EXCERPTED TEXT
- - - - -

As the age of technology continues, companies are being created to suit this new economy. With these new companies come new jobs and new opportunities for career advancements. Pew Research published a 2015 study showing the growth of tech sector jobs in the U.S. from 1997 to 2014. It reported that the number jumped from 2.2 million in 1997 to 3.9 million in 2009, and then again, according to CompTIA, a tech company that provides professional trade certification for the technology industry, to 6.5 million in 2014.
For example, the software-as-a-service company Apttus, has grown from 30 to 600 employees just seven years, making it a prime example of a company full of opportunities to advance as the company continues to grow. The tech giant Google started out with only 21 employees, and has grown their employee count to 53,700. In companies as big as these, many need to stand out from the crowd, which is why passion is greatly valued, whether or not the person possesses tech specific skills. Tech companies are new and exciting.

- - - - -

DATA
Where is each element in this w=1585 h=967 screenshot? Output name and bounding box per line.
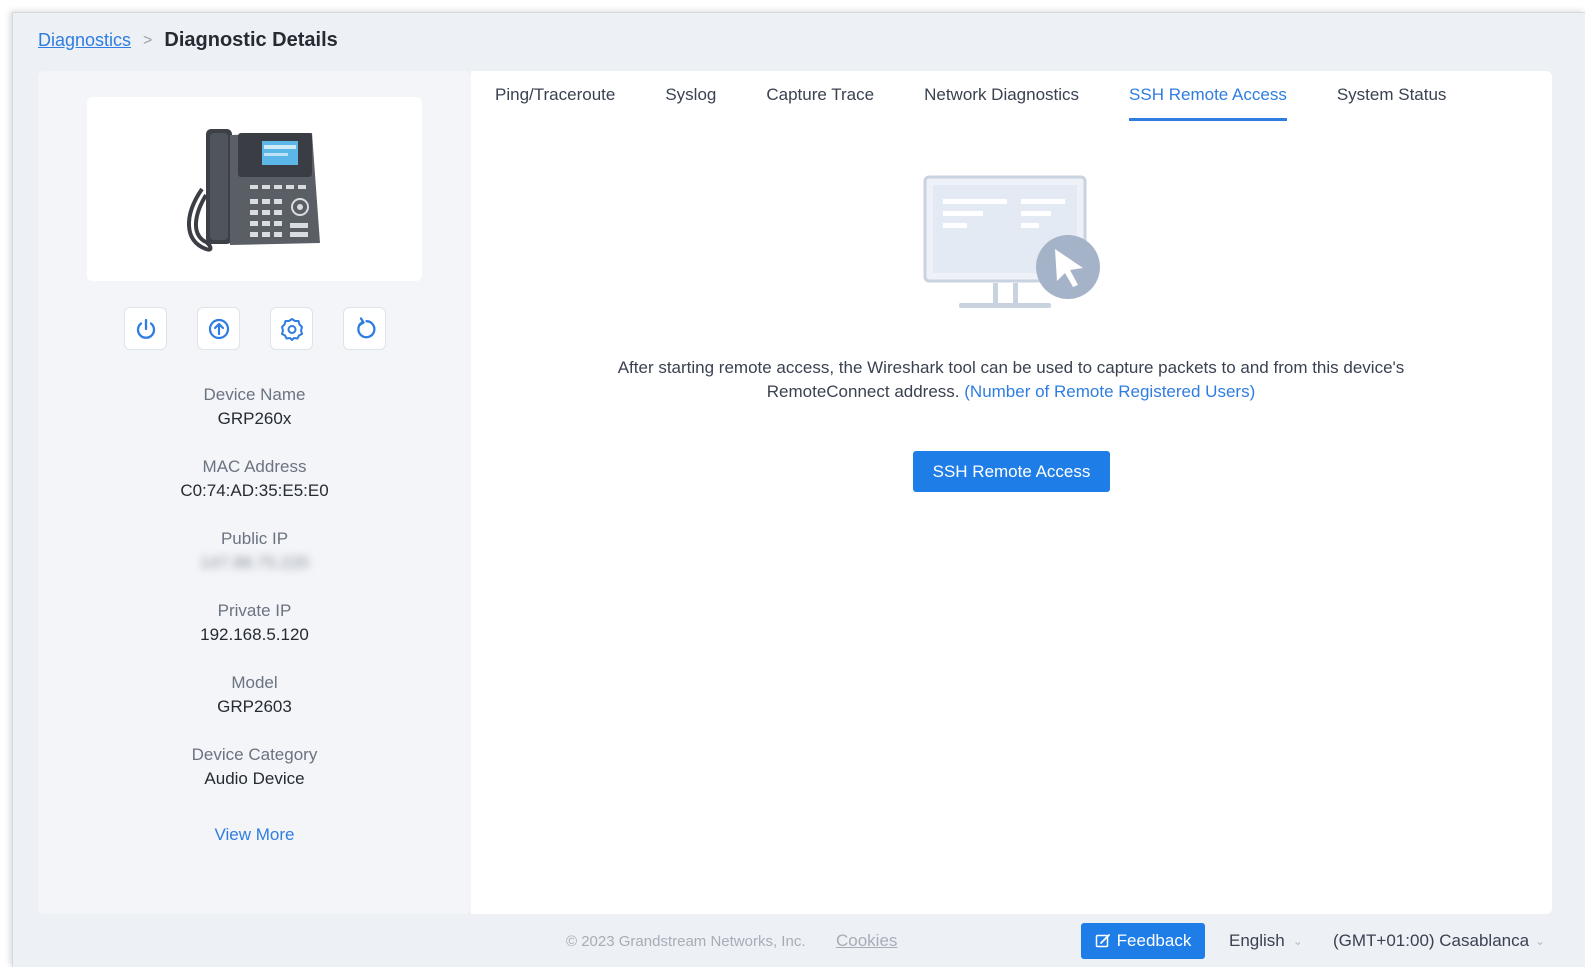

- - - - -

EXERCISE INSTRUCTIONS
Please reproduce the passage on tech-sector job growth word for word, starting with "As the age of" and going on through "million in 2014.".

EXERCISE OUTPUT
As the age of technology continues, companies are being created to suit this new economy. With these new companies come new jobs and new opportunities for career advancements. Pew Research published a 2015 study showing the growth of tech sector jobs in the U.S. from 1997 to 2014. It reported that the number jumped from 2.2 million in 1997 to 3.9 million in 2009, and then again, according to CompTIA, a tech company that provides professional trade certification for the technology industry, to 6.5 million in 2014.